__Instructions for the task__. Please rewrite the entries from the line containing "inner-tray-icon[interactable] [847,554,856,562]" down through the line containing "tab-counter[interactable]: 23 [197,120,215,134]", changing "color-swatch" to "palette-swatch" and keeping everything else the same.

◇ ◇ ◇ ◇ ◇ ◇ ◇

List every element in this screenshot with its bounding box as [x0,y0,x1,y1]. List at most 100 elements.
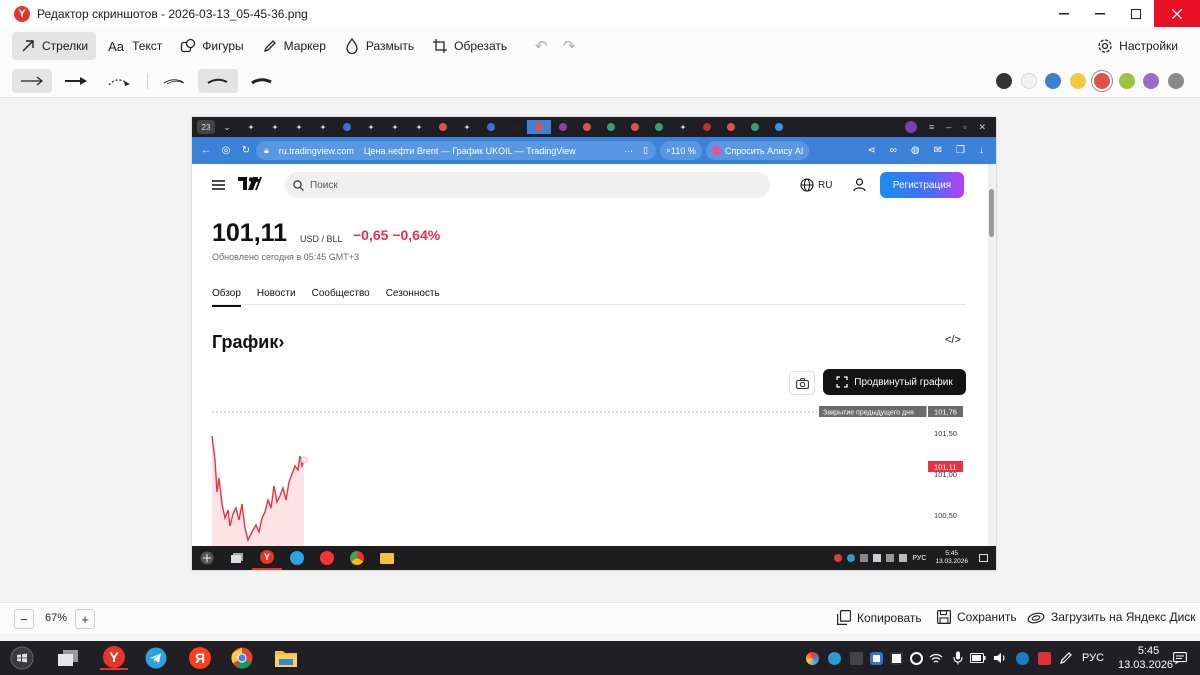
inner-tray-icon[interactable] [847,554,856,562]
yandex-browser-icon[interactable]: Y [100,646,128,670]
browser-tab[interactable] [479,120,503,134]
color-swatch[interactable] [1167,73,1184,89]
browser-tab[interactable]: ✦ [407,120,431,134]
browser-tab[interactable]: ✦ [671,120,695,134]
browser-tab[interactable] [335,120,359,134]
color-swatch[interactable] [996,73,1012,89]
inner-lang[interactable]: РУС [912,555,926,562]
browser-tab[interactable] [767,120,791,134]
tool-shapes[interactable]: Фигуры [172,32,251,60]
tradingview-logo-icon[interactable] [238,177,262,191]
tool-crop[interactable]: Обрезать [424,32,515,60]
browser-tab[interactable] [623,120,647,134]
color-swatch[interactable] [1020,73,1037,89]
start-icon[interactable] [8,646,36,670]
browser-tab[interactable]: ✦ [455,120,479,134]
tab-counter[interactable]: 23 [197,120,215,134]
hamburger-icon[interactable] [212,180,225,190]
inner-telegram-icon[interactable] [282,546,312,570]
price-chart[interactable]: Закрытие предыдущего дня 101,76 101,50 1… [192,400,988,546]
browser-tab[interactable]: ✦ [359,120,383,134]
tray-app-icon[interactable] [826,650,842,666]
browser-tab[interactable]: ✦ [263,120,287,134]
tray-app-icon[interactable] [888,650,904,666]
tool-arrows[interactable]: Стрелки [12,32,97,60]
chevron-down-icon[interactable]: ⌄ [215,120,239,134]
page-scrollbar-thumb[interactable] [989,189,994,237]
tool-blur[interactable]: Размыть [336,32,422,60]
browser-tab[interactable] [719,120,743,134]
inner-tray-icon[interactable] [886,554,895,562]
reload-icon[interactable]: ↻ [236,145,256,156]
color-swatch[interactable] [1069,73,1086,89]
color-swatch[interactable] [1118,73,1135,89]
tool-marker[interactable]: Маркер [254,32,334,60]
alice-button[interactable]: Спросить Алису AI [705,141,810,160]
speaker-icon[interactable] [992,650,1008,666]
share-icon[interactable]: ⋖ [867,145,875,156]
register-button[interactable]: Регистрация [880,172,964,198]
browser-tab[interactable] [575,120,599,134]
url-field[interactable]: 🔒︎ ru.tradingview.com Цена нефти Brent —… [256,141,656,160]
browser-tab[interactable] [503,120,527,134]
arrow-style-dotted[interactable] [100,69,140,93]
yandex-icon[interactable]: Я [186,646,214,670]
bookmark-icon[interactable]: ▯ [643,145,648,156]
stroke-thick[interactable] [242,69,282,93]
inner-tray-icon[interactable] [873,554,882,562]
redo-icon[interactable]: ↷ [555,32,583,60]
stroke-medium[interactable] [198,69,238,93]
embed-code-icon[interactable]: </> [945,334,961,346]
stroke-thin[interactable] [154,69,194,93]
mail-icon[interactable]: ✉ [934,145,942,156]
vpn-icon[interactable]: ◍ [911,145,920,156]
browser-tab[interactable] [743,120,767,134]
inner-start-icon[interactable] [192,546,222,570]
browser-tab[interactable]: ✦ [239,120,263,134]
inner-yandex-search-icon[interactable] [312,546,342,570]
shield-icon[interactable]: ◎ [216,145,236,156]
arrow-style-bold[interactable] [56,69,96,93]
download-icon[interactable]: ↓ [979,145,984,156]
task-view-icon[interactable] [54,646,82,670]
inner-yandex-icon[interactable]: Y [252,546,282,570]
minimize-button[interactable] [1082,0,1118,27]
inner-chrome-icon[interactable] [342,546,372,570]
mask-icon[interactable]: ∞ [890,145,897,156]
upload-disk-button[interactable]: Загрузить на Яндекс Диск [1027,610,1196,624]
profile-avatar[interactable] [904,121,917,133]
inner-tray-icon[interactable] [834,554,843,562]
inner-folder-icon[interactable] [372,546,402,570]
tray-app-icon[interactable] [908,650,924,666]
browser-tab[interactable] [599,120,623,134]
inner-tray-icon[interactable] [860,554,869,562]
browser-tab[interactable] [647,120,671,134]
search-input[interactable]: Поиск [285,172,770,198]
microphone-icon[interactable] [950,650,966,666]
notification-icon[interactable] [1172,650,1188,666]
tray-app-icon[interactable] [848,650,864,666]
save-button[interactable]: Сохранить [937,610,1017,624]
inner-desktop-icon[interactable] [222,546,252,570]
browser-tab[interactable]: ✦ [287,120,311,134]
tool-text[interactable]: Aa Текст [98,32,170,60]
screenshot-image[interactable]: 23 ⌄ ✦ ✦ ✦ ✦ ✦ ✦ ✦ ✦ ✦ ≡ – ▫ ✕ ← ◎ ↻ 🔒︎ ru.tradi… [192,117,996,570]
wifi-icon[interactable] [928,650,944,666]
copy-button[interactable]: Копировать [837,610,922,625]
inner-notification-icon[interactable] [979,554,988,562]
tray-app-icon[interactable] [1014,650,1030,666]
telegram-icon[interactable] [142,646,170,670]
inner-tray-icon[interactable] [899,554,908,562]
zoom-in-button[interactable]: + [75,609,95,629]
maximize-button[interactable] [1118,0,1154,27]
chart-heading[interactable]: График› [212,332,284,353]
browser-tab[interactable] [431,120,455,134]
file-explorer-icon[interactable] [272,646,300,670]
tray-app-icon[interactable] [868,650,884,666]
color-swatch[interactable] [1045,73,1061,89]
back-icon[interactable]: ← [196,145,216,156]
close-icon[interactable]: ✕ [978,122,986,133]
browser-tab[interactable] [551,120,575,134]
battery-icon[interactable] [970,650,986,666]
language-selector[interactable]: RU [800,178,832,192]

◇ ◇ ◇ ◇ ◇ ◇ ◇

__Finished exercise__.
inner-tray-icon[interactable] [847,554,856,562]
yandex-browser-icon[interactable]: Y [100,646,128,670]
browser-tab[interactable] [479,120,503,134]
palette-swatch[interactable] [1167,73,1184,89]
browser-tab[interactable]: ✦ [407,120,431,134]
browser-tab[interactable]: ✦ [671,120,695,134]
browser-tab[interactable] [335,120,359,134]
palette-swatch[interactable] [996,73,1012,89]
inner-lang[interactable]: РУС [912,555,926,562]
browser-tab[interactable] [767,120,791,134]
tool-shapes[interactable]: Фигуры [172,32,251,60]
tradingview-logo-icon[interactable] [238,177,262,191]
tool-crop[interactable]: Обрезать [424,32,515,60]
browser-tab[interactable] [623,120,647,134]
palette-swatch[interactable] [1020,73,1037,89]
start-icon[interactable] [8,646,36,670]
browser-tab[interactable]: ✦ [455,120,479,134]
tab-counter[interactable]: 23 [197,120,215,134]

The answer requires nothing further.